Aim: Write out every record in full, exactly as written, please.

[Start Records for this task]

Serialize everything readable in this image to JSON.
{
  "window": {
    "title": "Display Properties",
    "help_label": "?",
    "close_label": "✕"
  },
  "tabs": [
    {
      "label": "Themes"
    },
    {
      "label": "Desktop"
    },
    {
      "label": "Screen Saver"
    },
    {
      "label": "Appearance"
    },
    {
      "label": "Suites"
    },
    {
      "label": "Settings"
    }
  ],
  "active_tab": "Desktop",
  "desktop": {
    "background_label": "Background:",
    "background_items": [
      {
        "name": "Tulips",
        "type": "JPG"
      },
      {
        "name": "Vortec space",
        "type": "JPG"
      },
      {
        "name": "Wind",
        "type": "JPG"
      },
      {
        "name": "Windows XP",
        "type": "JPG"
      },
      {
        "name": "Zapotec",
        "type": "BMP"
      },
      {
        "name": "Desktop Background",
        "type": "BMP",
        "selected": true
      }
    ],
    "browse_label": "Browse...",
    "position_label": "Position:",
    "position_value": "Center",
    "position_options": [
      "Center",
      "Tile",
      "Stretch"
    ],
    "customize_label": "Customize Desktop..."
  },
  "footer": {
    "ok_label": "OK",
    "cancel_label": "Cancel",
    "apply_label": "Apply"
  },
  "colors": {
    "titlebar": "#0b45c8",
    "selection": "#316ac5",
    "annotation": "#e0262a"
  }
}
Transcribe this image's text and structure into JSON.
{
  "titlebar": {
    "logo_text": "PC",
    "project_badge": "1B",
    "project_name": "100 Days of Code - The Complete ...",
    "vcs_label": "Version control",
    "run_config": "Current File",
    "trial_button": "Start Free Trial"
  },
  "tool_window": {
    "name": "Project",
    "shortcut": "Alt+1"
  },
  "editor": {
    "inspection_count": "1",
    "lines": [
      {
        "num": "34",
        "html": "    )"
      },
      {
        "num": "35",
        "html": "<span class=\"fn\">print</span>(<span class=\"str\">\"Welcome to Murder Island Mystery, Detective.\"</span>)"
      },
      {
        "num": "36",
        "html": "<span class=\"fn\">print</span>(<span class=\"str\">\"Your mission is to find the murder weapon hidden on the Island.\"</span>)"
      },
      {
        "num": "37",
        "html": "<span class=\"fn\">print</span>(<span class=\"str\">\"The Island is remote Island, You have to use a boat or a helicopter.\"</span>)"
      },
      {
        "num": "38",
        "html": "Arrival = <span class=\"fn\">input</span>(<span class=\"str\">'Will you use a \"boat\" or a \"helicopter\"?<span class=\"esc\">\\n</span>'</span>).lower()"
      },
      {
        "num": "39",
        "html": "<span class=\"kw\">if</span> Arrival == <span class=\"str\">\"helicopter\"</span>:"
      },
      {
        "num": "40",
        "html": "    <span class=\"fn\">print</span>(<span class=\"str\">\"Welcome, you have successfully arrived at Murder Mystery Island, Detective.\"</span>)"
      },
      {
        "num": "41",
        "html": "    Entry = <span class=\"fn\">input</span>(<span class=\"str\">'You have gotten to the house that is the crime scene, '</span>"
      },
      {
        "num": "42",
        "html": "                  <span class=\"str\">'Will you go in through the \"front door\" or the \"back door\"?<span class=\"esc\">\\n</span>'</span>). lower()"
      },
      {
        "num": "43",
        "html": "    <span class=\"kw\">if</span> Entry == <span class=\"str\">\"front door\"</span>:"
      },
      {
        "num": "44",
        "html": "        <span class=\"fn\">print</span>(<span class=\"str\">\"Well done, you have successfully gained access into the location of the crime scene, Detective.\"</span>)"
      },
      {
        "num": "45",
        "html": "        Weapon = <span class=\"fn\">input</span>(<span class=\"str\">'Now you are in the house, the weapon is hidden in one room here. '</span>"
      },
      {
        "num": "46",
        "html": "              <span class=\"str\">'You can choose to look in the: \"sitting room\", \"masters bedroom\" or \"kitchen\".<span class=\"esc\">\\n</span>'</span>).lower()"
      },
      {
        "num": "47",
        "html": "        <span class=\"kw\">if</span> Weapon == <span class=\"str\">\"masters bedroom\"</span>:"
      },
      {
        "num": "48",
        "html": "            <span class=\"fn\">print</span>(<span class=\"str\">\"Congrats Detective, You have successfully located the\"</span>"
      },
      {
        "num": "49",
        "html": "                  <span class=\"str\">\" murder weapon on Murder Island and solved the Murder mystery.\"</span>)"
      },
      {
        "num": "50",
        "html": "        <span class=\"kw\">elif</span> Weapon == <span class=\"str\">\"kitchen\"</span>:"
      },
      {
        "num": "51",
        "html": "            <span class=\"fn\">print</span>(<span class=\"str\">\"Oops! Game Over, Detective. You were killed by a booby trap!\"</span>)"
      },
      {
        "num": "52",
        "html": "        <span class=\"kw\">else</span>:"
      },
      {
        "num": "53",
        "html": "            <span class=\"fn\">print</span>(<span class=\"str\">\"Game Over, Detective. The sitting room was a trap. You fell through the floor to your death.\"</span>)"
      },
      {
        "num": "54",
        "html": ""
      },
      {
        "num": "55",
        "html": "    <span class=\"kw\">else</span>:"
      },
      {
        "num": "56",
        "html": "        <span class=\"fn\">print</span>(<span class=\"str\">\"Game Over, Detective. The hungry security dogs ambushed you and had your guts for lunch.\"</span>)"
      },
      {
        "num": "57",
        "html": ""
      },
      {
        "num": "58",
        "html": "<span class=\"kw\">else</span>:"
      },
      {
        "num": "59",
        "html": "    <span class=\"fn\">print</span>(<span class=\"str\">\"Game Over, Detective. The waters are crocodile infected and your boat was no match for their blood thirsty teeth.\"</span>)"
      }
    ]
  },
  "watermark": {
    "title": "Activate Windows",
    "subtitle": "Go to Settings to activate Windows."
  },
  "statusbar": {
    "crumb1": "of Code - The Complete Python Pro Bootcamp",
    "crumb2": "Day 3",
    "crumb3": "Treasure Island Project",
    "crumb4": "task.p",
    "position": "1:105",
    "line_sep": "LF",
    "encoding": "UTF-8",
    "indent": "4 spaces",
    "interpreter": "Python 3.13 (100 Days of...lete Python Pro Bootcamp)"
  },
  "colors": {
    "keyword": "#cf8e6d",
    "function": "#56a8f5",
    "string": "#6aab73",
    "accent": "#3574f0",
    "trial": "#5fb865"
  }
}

[End Records for this task]

Response to this exercise:
Serialize everything readable in this image to JSON.
{
  "window": {
    "title": "Display Properties",
    "help_label": "?",
    "close_label": "✕"
  },
  "tabs": [
    {
      "label": "Themes"
    },
    {
      "label": "Desktop"
    },
    {
      "label": "Screen Saver"
    },
    {
      "label": "Appearance"
    },
    {
      "label": "Suites"
    },
    {
      "label": "Settings"
    }
  ],
  "active_tab": "Desktop",
  "desktop": {
    "background_label": "Background:",
    "background_items": [
      {
        "name": "Tulips",
        "type": "JPG"
      },
      {
        "name": "Vortec space",
        "type": "JPG"
      },
      {
        "name": "Wind",
        "type": "JPG"
      },
      {
        "name": "Windows XP",
        "type": "JPG"
      },
      {
        "name": "Zapotec",
        "type": "BMP"
      },
      {
        "name": "Desktop Background",
        "type": "BMP",
        "selected": true
      }
    ],
    "browse_label": "Browse...",
    "position_label": "Position:",
    "position_value": "Center",
    "position_options": [
      "Center",
      "Tile",
      "Stretch"
    ],
    "customize_label": "Customize Desktop..."
  },
  "footer": {
    "ok_label": "OK",
    "cancel_label": "Cancel",
    "apply_label": "Apply"
  },
  "colors": {
    "titlebar": "#0b45c8",
    "selection": "#316ac5",
    "annotation": "#e0262a"
  }
}
Transcribe this image's text and structure into JSON.
{
  "titlebar": {
    "logo_text": "PC",
    "project_badge": "1B",
    "project_name": "100 Days of Code - The Complete ...",
    "vcs_label": "Version control",
    "run_config": "Current File",
    "trial_button": "Start Free Trial"
  },
  "tool_window": {
    "name": "Project",
    "shortcut": "Alt+1"
  },
  "editor": {
    "inspection_count": "1",
    "lines": [
      {
        "num": "34",
        "html": "    )"
      },
      {
        "num": "35",
        "html": "<span class=\"fn\">print</span>(<span class=\"str\">\"Welcome to Murder Island Mystery, Detective.\"</span>)"
      },
      {
        "num": "36",
        "html": "<span class=\"fn\">print</span>(<span class=\"str\">\"Your mission is to find the murder weapon hidden on the Island.\"</span>)"
      },
      {
        "num": "37",
        "html": "<span class=\"fn\">print</span>(<span class=\"str\">\"The Island is remote Island, You have to use a boat or a helicopter.\"</span>)"
      },
      {
        "num": "38",
        "html": "Arrival = <span class=\"fn\">input</span>(<span class=\"str\">'Will you use a \"boat\" or a \"helicopter\"?<span class=\"esc\">\\n</span>'</span>).lower()"
      },
      {
        "num": "39",
        "html": "<span class=\"kw\">if</span> Arrival == <span class=\"str\">\"helicopter\"</span>:"
      },
      {
        "num": "40",
        "html": "    <span class=\"fn\">print</span>(<span class=\"str\">\"Welcome, you have successfully arrived at Murder Mystery Island, Detective.\"</span>)"
      },
      {
        "num": "41",
        "html": "    Entry = <span class=\"fn\">input</span>(<span class=\"str\">'You have gotten to the house that is the crime scene, '</span>"
      },
      {
        "num": "42",
        "html": "                  <span class=\"str\">'Will you go in through the \"front door\" or the \"back door\"?<span class=\"esc\">\\n</span>'</span>). lower()"
      },
      {
        "num": "43",
        "html": "    <span class=\"kw\">if</span> Entry == <span class=\"str\">\"front door\"</span>:"
      },
      {
        "num": "44",
        "html": "        <span class=\"fn\">print</span>(<span class=\"str\">\"Well done, you have successfully gained access into the location of the crime scene, Detective.\"</span>)"
      },
      {
        "num": "45",
        "html": "        Weapon = <span class=\"fn\">input</span>(<span class=\"str\">'Now you are in the house, the weapon is hidden in one room here. '</span>"
      },
      {
        "num": "46",
        "html": "              <span class=\"str\">'You can choose to look in the: \"sitting room\", \"masters bedroom\" or \"kitchen\".<span class=\"esc\">\\n</span>'</span>).lower()"
      },
      {
        "num": "47",
        "html": "        <span class=\"kw\">if</span> Weapon == <span class=\"str\">\"masters bedroom\"</span>:"
      },
      {
        "num": "48",
        "html": "            <span class=\"fn\">print</span>(<span class=\"str\">\"Congrats Detective, You have successfully located the\"</span>"
      },
      {
        "num": "49",
        "html": "                  <span class=\"str\">\" murder weapon on Murder Island and solved the Murder mystery.\"</span>)"
      },
      {
        "num": "50",
        "html": "        <span class=\"kw\">elif</span> Weapon == <span class=\"str\">\"kitchen\"</span>:"
      },
      {
        "num": "51",
        "html": "            <span class=\"fn\">print</span>(<span class=\"str\">\"Oops! Game Over, Detective. You were killed by a booby trap!\"</span>)"
      },
      {
        "num": "52",
        "html": "        <span class=\"kw\">else</span>:"
      },
      {
        "num": "53",
        "html": "            <span class=\"fn\">print</span>(<span class=\"str\">\"Game Over, Detective. The sitting room was a trap. You fell through the floor to your death.\"</span>)"
      },
      {
        "num": "54",
        "html": ""
      },
      {
        "num": "55",
        "html": "    <span class=\"kw\">else</span>:"
      },
      {
        "num": "56",
        "html": "        <span class=\"fn\">print</span>(<span class=\"str\">\"Game Over, Detective. The hungry security dogs ambushed you and had your guts for lunch.\"</span>)"
      },
      {
        "num": "57",
        "html": ""
      },
      {
        "num": "58",
        "html": "<span class=\"kw\">else</span>:"
      },
      {
        "num": "59",
        "html": "    <span class=\"fn\">print</span>(<span class=\"str\">\"Game Over, Detective. The waters are crocodile infected and your boat was no match for their blood thirsty teeth.\"</span>)"
      }
    ]
  },
  "watermark": {
    "title": "Activate Windows",
    "subtitle": "Go to Settings to activate Windows."
  },
  "statusbar": {
    "crumb1": "of Code - The Complete Python Pro Bootcamp",
    "crumb2": "Day 3",
    "crumb3": "Treasure Island Project",
    "crumb4": "task.p",
    "position": "1:105",
    "line_sep": "LF",
    "encoding": "UTF-8",
    "indent": "4 spaces",
    "interpreter": "Python 3.13 (100 Days of...lete Python Pro Bootcamp)"
  },
  "colors": {
    "keyword": "#cf8e6d",
    "function": "#56a8f5",
    "string": "#6aab73",
    "accent": "#3574f0",
    "trial": "#5fb865"
  }
}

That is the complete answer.